Copy out each line below that has the word "name" in it.

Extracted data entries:
****************************************
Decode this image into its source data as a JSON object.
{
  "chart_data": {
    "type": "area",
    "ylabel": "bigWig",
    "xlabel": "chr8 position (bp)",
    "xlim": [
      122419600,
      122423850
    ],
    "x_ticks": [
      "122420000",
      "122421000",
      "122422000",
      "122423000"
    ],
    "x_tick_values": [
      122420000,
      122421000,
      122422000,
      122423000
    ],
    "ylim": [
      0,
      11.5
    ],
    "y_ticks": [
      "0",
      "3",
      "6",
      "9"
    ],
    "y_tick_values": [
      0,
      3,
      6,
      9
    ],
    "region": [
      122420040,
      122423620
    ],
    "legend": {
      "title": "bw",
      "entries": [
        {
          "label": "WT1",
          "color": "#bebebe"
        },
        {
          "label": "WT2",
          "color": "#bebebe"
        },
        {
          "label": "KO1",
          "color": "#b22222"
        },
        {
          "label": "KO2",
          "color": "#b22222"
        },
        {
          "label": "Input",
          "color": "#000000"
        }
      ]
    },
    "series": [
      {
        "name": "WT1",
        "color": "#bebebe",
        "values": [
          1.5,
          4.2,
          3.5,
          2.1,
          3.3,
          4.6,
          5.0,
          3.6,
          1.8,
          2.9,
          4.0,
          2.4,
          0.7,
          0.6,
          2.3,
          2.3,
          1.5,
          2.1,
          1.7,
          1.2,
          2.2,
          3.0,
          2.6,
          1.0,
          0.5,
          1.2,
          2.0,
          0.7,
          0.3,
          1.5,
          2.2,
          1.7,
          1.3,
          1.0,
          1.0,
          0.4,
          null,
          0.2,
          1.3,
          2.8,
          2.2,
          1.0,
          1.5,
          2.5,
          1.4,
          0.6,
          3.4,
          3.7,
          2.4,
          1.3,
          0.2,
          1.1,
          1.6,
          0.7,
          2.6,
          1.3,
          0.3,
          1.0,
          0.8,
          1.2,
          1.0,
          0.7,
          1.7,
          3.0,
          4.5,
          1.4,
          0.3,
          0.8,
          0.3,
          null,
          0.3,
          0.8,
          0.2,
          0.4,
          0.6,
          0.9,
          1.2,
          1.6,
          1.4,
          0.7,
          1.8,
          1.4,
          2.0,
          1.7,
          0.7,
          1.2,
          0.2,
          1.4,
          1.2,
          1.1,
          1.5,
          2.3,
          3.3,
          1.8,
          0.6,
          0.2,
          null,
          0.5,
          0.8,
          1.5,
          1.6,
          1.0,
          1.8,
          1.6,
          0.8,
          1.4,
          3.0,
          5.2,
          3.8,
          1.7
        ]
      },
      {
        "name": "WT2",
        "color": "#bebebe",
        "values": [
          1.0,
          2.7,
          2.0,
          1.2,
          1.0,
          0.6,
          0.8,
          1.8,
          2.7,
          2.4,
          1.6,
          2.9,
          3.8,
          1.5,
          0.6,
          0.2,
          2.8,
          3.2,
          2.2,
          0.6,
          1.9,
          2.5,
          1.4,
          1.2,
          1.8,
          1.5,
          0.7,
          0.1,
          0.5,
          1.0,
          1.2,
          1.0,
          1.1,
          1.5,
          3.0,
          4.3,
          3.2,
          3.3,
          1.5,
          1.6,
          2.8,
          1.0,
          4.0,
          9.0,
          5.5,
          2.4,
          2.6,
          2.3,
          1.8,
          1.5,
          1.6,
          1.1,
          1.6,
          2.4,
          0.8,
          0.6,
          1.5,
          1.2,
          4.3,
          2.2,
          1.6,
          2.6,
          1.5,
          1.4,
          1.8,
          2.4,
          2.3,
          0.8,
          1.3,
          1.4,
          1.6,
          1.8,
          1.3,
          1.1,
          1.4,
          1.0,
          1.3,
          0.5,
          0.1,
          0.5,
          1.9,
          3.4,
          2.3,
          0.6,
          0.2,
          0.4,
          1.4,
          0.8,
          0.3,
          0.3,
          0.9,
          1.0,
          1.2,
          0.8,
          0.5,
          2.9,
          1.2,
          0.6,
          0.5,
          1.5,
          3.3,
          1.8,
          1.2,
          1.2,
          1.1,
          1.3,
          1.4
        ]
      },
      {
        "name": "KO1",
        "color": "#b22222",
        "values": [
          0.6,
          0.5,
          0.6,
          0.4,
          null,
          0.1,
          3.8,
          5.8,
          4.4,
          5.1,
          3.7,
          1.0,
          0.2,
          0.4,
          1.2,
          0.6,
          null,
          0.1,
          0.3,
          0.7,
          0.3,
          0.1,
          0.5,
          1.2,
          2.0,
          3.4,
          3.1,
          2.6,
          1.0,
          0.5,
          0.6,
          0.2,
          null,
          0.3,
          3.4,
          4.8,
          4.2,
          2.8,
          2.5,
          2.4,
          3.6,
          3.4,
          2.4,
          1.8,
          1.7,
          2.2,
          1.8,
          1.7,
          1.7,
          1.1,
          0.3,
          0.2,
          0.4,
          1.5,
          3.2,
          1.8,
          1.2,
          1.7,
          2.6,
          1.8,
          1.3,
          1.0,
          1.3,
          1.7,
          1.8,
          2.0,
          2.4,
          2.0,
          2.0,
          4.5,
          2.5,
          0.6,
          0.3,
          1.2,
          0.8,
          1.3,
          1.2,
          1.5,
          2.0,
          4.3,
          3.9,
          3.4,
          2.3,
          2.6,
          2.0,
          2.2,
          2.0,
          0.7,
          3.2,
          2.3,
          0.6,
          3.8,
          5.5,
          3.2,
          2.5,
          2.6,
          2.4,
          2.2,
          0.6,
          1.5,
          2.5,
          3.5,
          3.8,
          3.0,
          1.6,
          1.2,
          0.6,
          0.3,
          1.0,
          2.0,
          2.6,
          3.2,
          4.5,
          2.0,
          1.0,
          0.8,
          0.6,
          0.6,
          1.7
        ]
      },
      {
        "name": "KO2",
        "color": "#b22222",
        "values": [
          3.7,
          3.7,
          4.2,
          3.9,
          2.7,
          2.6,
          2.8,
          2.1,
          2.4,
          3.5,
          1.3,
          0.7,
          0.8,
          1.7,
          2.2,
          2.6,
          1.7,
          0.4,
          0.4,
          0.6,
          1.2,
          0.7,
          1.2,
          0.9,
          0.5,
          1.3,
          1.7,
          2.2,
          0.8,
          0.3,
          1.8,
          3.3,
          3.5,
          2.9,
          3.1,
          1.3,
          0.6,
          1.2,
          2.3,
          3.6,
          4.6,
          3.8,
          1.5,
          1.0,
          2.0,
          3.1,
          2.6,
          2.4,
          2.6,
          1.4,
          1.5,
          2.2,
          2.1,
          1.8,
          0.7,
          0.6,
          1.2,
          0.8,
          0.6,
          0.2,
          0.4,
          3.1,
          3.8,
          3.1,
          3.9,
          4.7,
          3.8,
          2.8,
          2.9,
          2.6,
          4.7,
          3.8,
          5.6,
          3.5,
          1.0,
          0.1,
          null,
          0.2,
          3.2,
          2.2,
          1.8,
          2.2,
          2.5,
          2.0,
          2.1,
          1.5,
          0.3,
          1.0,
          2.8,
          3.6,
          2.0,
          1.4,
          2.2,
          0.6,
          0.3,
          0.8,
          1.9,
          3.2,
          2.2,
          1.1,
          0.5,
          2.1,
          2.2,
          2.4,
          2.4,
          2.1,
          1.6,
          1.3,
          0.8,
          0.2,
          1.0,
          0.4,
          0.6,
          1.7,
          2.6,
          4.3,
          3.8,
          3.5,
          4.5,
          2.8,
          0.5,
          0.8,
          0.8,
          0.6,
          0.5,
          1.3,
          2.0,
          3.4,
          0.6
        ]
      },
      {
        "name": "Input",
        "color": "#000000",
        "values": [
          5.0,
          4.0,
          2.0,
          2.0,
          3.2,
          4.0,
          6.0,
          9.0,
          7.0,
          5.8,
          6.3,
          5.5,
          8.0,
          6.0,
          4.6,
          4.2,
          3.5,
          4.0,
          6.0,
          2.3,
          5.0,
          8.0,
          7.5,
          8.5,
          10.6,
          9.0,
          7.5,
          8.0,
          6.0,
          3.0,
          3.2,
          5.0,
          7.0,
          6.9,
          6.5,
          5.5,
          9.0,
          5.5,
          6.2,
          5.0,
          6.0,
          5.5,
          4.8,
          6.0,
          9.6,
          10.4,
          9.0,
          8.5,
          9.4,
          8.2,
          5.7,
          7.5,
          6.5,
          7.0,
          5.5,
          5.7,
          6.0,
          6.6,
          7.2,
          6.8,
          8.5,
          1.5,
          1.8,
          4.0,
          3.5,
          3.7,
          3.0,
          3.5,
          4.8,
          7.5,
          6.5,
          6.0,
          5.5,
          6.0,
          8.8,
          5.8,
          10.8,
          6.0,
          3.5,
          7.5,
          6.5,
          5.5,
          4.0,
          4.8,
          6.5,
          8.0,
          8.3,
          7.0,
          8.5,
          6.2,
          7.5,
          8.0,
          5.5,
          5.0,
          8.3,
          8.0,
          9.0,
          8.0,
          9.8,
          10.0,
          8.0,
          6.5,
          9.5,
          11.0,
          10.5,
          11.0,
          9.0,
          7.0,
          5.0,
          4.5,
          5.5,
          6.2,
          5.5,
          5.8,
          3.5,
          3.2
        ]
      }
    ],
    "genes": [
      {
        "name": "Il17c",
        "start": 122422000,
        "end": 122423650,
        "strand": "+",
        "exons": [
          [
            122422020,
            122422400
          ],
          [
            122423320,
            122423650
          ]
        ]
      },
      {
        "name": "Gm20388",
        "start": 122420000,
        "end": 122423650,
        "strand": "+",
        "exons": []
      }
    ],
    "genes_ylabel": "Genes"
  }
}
****************************************
» Answer below:
        "name": "WT1",
        "name": "WT2",
        "name": "KO1",
        "name": "KO2",
        "name": "Input",
        "name": "Il17c",
        "name": "Gm20388",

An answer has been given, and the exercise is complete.